>> Begin Selected passage
From: Paolo Bonzini <pbonzini@redhat.com>
To: Gleb Natapov <gleb@redhat.com>
Cc: linux-kernel@vger.kernel.org, kvm@vger.kernel.org,
mtosatti@redhat.com, jan.kiszka@siemens.com
Subject: Re: [PATCH] x86: kvm: reset the bootstrap processor when it gets an INIT
Date: Mon, 11 Mar 2013 18:39:44 +0100 [thread overview]
Message-ID: <513E16E0.2050703@redhat.com> (raw)
In-Reply-To: <20130311172034.GR31619@redhat.com>
Il 11/03/2013 18:20, Gleb Natapov ha scritto:
> On Mon, Mar 11, 2013 at 03:28:03PM +0100, Paolo Bonzini wrote:
>> Il 11/03/2013 14:54, Gleb Natapov ha scritto:
>>>> Setting the mp_state to INIT_RECEIVED is that interface, and it already
>>>> works, for APs at least. This patch extends it to work for the BSP as well.
>> End Selected passage
§ **Requirement 1**: Reproduce word for word the part of the KVM patch email running from "From: Paolo Bonzini" up to and including "BSP as well.".
>> Begin Record list
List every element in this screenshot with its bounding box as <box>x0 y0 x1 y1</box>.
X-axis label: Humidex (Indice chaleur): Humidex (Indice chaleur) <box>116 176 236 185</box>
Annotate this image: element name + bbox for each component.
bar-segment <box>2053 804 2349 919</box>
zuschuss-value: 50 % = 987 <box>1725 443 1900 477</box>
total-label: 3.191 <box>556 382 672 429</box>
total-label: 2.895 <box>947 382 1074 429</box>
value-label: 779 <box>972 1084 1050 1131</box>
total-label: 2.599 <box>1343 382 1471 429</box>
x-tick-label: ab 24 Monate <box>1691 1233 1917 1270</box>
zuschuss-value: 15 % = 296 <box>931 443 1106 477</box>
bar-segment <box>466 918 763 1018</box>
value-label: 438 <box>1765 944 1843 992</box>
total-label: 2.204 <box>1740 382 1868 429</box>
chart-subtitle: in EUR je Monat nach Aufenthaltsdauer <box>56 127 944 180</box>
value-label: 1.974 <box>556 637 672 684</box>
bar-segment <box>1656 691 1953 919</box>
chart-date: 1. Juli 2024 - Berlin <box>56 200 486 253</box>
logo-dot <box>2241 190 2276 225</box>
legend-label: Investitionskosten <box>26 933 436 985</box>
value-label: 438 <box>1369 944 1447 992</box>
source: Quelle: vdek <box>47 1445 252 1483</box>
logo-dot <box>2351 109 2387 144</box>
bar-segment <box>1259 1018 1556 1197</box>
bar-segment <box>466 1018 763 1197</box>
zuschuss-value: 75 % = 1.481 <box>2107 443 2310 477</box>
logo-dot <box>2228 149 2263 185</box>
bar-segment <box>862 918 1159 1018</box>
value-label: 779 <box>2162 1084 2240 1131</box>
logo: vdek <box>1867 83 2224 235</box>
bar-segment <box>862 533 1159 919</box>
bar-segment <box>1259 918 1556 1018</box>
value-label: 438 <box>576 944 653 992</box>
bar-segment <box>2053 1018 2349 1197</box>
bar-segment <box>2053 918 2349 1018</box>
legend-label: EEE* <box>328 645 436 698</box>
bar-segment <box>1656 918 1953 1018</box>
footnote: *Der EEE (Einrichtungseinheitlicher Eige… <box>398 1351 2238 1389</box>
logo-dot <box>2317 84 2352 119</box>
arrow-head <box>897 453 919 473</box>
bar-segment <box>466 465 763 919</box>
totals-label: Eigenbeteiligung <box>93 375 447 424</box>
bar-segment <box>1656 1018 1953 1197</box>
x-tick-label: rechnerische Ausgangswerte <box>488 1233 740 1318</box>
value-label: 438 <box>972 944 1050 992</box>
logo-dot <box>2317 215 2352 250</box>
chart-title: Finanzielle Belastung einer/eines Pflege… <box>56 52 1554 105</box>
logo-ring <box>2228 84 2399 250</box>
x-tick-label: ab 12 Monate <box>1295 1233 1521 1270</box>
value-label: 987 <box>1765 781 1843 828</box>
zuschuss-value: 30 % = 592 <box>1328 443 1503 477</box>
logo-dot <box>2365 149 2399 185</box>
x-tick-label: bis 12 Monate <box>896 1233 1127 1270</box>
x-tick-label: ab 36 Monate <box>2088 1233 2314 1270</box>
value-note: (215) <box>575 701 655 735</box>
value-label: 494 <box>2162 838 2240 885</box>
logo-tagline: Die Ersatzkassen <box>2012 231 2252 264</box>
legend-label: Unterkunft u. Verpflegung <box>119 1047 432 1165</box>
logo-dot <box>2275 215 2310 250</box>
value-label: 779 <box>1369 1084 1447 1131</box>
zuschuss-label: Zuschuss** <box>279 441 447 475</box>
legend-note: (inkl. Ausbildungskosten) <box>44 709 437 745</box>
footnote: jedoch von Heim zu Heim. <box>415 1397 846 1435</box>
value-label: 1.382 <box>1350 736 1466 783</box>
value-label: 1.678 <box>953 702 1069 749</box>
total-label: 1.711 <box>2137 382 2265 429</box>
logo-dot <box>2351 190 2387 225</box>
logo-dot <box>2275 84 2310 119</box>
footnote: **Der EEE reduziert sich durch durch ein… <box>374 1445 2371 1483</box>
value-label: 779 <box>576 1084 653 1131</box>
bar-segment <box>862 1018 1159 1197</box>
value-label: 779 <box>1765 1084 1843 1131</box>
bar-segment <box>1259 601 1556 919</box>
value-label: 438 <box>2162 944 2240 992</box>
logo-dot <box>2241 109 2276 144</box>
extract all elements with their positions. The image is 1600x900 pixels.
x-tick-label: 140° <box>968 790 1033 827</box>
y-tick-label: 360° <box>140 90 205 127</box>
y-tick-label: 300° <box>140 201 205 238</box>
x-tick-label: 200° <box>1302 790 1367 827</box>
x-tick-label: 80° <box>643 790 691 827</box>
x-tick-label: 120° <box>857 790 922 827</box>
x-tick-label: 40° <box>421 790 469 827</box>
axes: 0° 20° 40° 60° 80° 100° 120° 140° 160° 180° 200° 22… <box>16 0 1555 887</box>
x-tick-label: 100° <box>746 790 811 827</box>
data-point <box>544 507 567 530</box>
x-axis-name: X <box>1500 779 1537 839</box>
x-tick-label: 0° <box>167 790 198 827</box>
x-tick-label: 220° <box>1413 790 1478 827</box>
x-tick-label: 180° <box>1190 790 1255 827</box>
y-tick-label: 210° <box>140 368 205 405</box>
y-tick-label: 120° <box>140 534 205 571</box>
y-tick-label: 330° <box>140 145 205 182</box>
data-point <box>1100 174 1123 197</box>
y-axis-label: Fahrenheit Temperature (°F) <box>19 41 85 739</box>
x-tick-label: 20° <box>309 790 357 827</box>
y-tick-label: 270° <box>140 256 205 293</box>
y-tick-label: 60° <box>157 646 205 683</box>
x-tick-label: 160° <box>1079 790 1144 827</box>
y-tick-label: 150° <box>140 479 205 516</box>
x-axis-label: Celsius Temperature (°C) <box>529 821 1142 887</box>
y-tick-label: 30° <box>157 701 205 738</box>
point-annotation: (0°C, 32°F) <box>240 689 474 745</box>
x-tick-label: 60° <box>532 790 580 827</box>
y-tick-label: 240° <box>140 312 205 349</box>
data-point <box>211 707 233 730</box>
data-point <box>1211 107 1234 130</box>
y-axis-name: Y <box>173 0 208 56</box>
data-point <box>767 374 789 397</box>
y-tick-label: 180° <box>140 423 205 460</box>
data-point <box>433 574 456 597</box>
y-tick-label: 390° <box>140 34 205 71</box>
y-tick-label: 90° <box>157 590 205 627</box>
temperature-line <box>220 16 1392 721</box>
>> End Record list
§ **Requirement 2**: Please return each line of the records that contains the string "point", matching case exactly.

§ **Full output 1**:
From: Paolo Bonzini <pbonzini@redhat.com>
To: Gleb Natapov <gleb@redhat.com>
Cc: linux-kernel@vger.kernel.org, kvm@vger.kernel.org,
mtosatti@redhat.com, jan.kiszka@siemens.com
Subject: Re: [PATCH] x86: kvm: reset the bootstrap processor when it gets an INIT
Date: Mon, 11 Mar 2013 18:39:44 +0100 [thread overview]
Message-ID: <513E16E0.2050703@redhat.com> (raw)
In-Reply-To: <20130311172034.GR31619@redhat.com>
Il 11/03/2013 18:20, Gleb Natapov ha scritto:
> On Mon, Mar 11, 2013 at 03:28:03PM +0100, Paolo Bonzini wrote:
>> Il 11/03/2013 14:54, Gleb Natapov ha scritto:
>>>> Setting the mp_state to INIT_RECEIVED is that interface, and it already
>>>> works, for APs at least. This patch extends it to work for the BSP as well.

§ **Full output 2**:
data-point <box>544 507 567 530</box>
data-point <box>1100 174 1123 197</box>
point-annotation: (0°C, 32°F) <box>240 689 474 745</box>
data-point <box>211 707 233 730</box>
data-point <box>1211 107 1234 130</box>
data-point <box>767 374 789 397</box>
data-point <box>433 574 456 597</box>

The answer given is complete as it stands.